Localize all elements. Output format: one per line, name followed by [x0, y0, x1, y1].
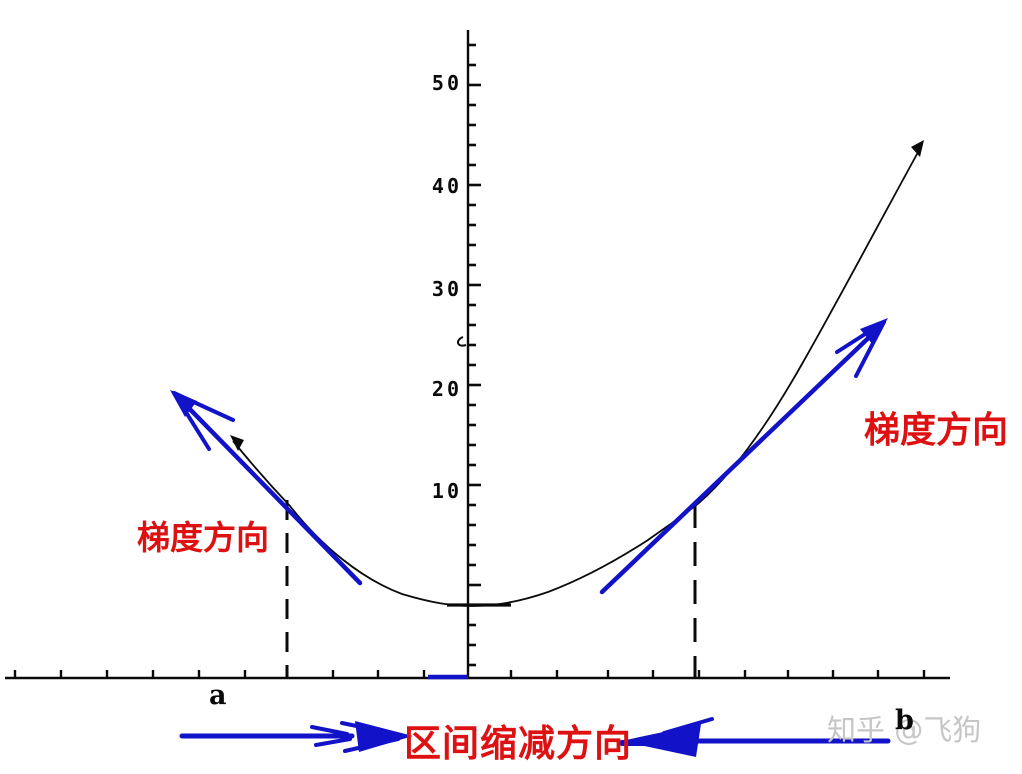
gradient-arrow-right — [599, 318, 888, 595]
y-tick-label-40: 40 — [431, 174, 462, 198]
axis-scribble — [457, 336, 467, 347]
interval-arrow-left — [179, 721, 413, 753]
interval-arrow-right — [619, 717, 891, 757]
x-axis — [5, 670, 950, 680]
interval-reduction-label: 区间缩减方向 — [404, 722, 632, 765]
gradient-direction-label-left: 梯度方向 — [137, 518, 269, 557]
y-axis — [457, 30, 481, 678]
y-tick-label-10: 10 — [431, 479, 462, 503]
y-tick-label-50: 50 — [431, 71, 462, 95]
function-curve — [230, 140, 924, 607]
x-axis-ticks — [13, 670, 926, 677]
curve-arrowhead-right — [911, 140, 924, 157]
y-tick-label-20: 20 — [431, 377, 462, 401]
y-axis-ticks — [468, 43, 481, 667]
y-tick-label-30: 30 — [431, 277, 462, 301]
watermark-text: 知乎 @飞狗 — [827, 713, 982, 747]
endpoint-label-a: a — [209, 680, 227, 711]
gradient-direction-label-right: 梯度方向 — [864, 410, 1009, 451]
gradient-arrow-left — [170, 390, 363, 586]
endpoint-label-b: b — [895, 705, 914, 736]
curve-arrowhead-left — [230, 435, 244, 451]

_ _ _ _

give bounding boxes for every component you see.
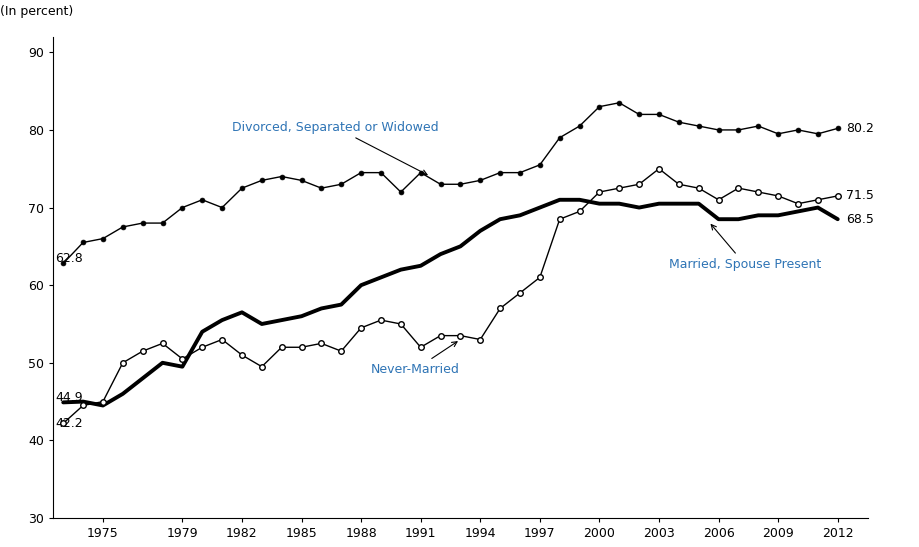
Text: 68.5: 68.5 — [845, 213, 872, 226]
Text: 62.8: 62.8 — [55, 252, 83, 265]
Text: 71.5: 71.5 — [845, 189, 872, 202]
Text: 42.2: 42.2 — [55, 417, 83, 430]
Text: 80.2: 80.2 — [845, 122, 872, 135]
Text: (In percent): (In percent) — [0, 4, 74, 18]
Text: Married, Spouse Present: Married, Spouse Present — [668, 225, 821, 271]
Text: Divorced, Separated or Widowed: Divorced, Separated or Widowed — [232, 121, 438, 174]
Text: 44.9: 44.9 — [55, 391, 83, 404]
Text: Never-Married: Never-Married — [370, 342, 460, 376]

_ _ _ _

Output the data starting at the line that contains "give bounding boxes" and ending at the line that contains "Text: Never-Married: Never-Married" as a JSON list of strings, one per line, with blank lines omitted. Leave the pictures out of the list.

▶ **REPLY TO THE EXERCISE**:
[
  "give bounding boxes for every component you see.",
  "Text: 68.5: 68.5 — [845, 213, 872, 226]",
  "Text: 62.8: 62.8 — [55, 252, 83, 265]",
  "Text: 71.5: 71.5 — [845, 189, 872, 202]",
  "Text: 42.2: 42.2 — [55, 417, 83, 430]",
  "Text: 80.2: 80.2 — [845, 122, 872, 135]",
  "Text: (In percent): (In percent) — [0, 4, 74, 18]",
  "Text: Married, Spouse Present: Married, Spouse Present — [668, 225, 821, 271]",
  "Text: Divorced, Separated or Widowed: Divorced, Separated or Widowed — [232, 121, 438, 174]",
  "Text: 44.9: 44.9 — [55, 391, 83, 404]",
  "Text: Never-Married: Never-Married — [370, 342, 460, 376]"
]